> [DOCUMENT SEGMENT]
____________________
# From Sharan to...??? certainly not Routan



## frissen2000 (Oct 1, 2002)

I am dissapointed to see a Chrysler mock for the next MV...
Our Sharan has taken us places...
















I recently rented a Chrysler MV and doesn't drive anything close to the Sharan... now what?
she is not going to let her Sharan go...








if not I'll just let her have...


----------



## jsmyle1%... (Jun 6, 2006)

*Re: From Sharan to...??? certainly not Routan (frissen2000)*

A girlfriend?


----------



## frissen2000 (Oct 1, 2002)

*Re: From Sharan to...??? certainly not Routan (jsmyle1%@vw)*

wife... mother of two... and she's hawt


----------



## frissen2000 (Oct 1, 2002)

*Re: From Sharan to...??? certainly not Routan (frissen2000)*

not one single piece of clothing repeated... expensive toy... but worth it...


----------



## chewym (Jun 21, 2006)

Exactly how is the Sharan a better minivan than the Routan? Sorry to break up the thread.


----------



## frissen2000 (Oct 1, 2002)

*Re: (chewym)*

The Sharan is no pinnacle of technology I have to admit it, based on the Ford Galaxxy, yet our Sharan is the MkII with renewed VW parts...
Handling is well above any MV out there, I have driven all the MV's out there. When I look at the clean independent suspension on our Sharan I am reasured and looking at the transverse arm on most MV's I know I have the better handling one. Brake wise our Sharan has huge Audi S3 calipers and rotos that bring our Sharan to a halt with resurance. Engine wise our Sharan has the trusty 1.8T with a huge front mounted intercooler, when it came out to tunning it happens to achieve Audi S3 numbers with simple VAG programming. Unfortunately at 225hp I had not all the torque readily available so I decided to tone down things to a mere 200hp and plenty of torque from the get go. Unfortunately as fast as our Sharan was we broke the gearbox, a new gearbox set us back $4k yet is the best MV out there.
Interior wise I have 7 bucket seats, I can move the configuration as I please. I usually have it set at 4 seats. Most MV's bring benches making things quite difficult inside.
But last, I drove the new Chrysler/Dodge MV and is as dissapointing as anything else out there. Just the fact of sliding doors take too much space inside, benches, once again not very wise. Handling is not half the Sharan and despite a big engine, its not fast and actually the engine feels very rural.
I travel quite a lot, with friends and family, they usually take their Hondas, Chrysler, MV's to mention the most competent ones, because the Ford and GM MV's are a lost cause. We are faster, we have more space, we usually end up carrying some one or a couple or people from the other MV's and we have the better handling MV.
____________________
> [DATA SHOWN]
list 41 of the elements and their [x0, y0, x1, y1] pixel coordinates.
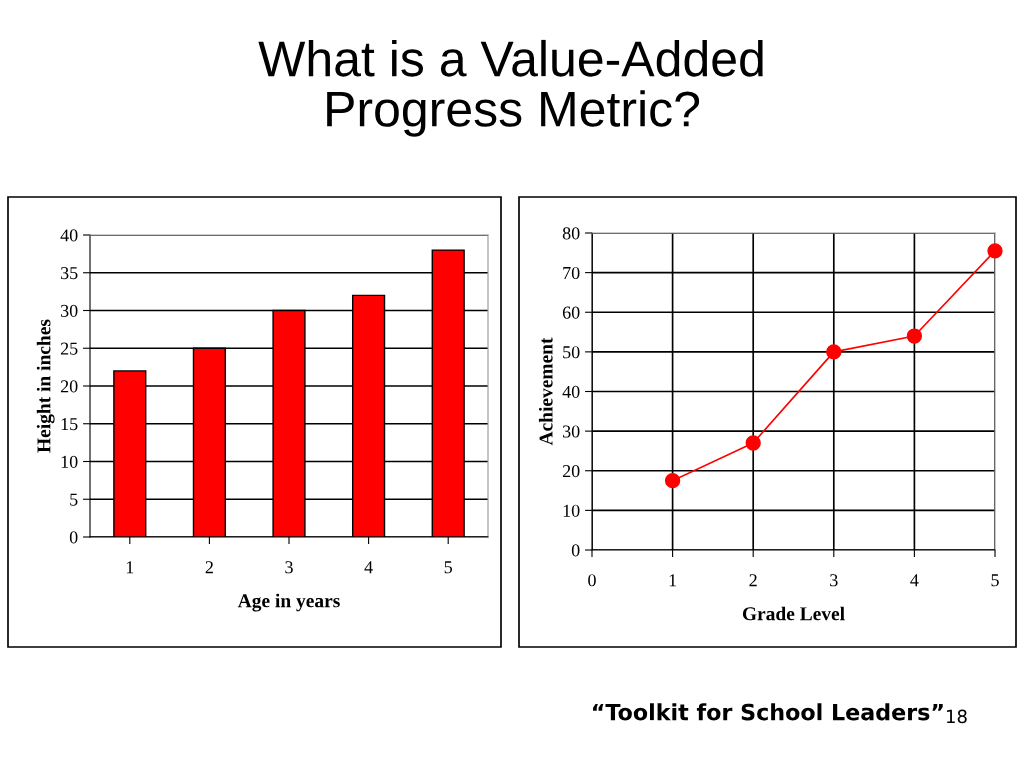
____________________
> [TASK INSTRUCTIONS]
**1.** In the Sharan forum thread, how much did the new gearbox cost?
**2.** Write out the passage from the Sharan forum thread starting with "Interior wise I" and going on through "better handling MV.".
Rely on the Sharan forum thread alone, not on the material.

> [EXPECTED RESULTS]
**1.** The new gearbox cost $4k.

**2.**
Interior wise I have 7 bucket seats, I can move the configuration as I please. I usually have it set at 4 seats. Most MV's bring benches making things quite difficult inside.
But last, I drove the new Chrysler/Dodge MV and is as dissapointing as anything else out there. Just the fact of sliding doors take too much space inside, benches, once again not very wise. Handling is not half the Sharan and despite a big engine, its not fast and actually the engine feels very rural.
I travel quite a lot, with friends and family, they usually take their Hondas, Chrysler, MV's to mention the most competent ones, because the Ford and GM MV's are a lost cause. We are faster, we have more space, we usually end up carrying some one or a couple or people from the other MV's and we have the better handling MV.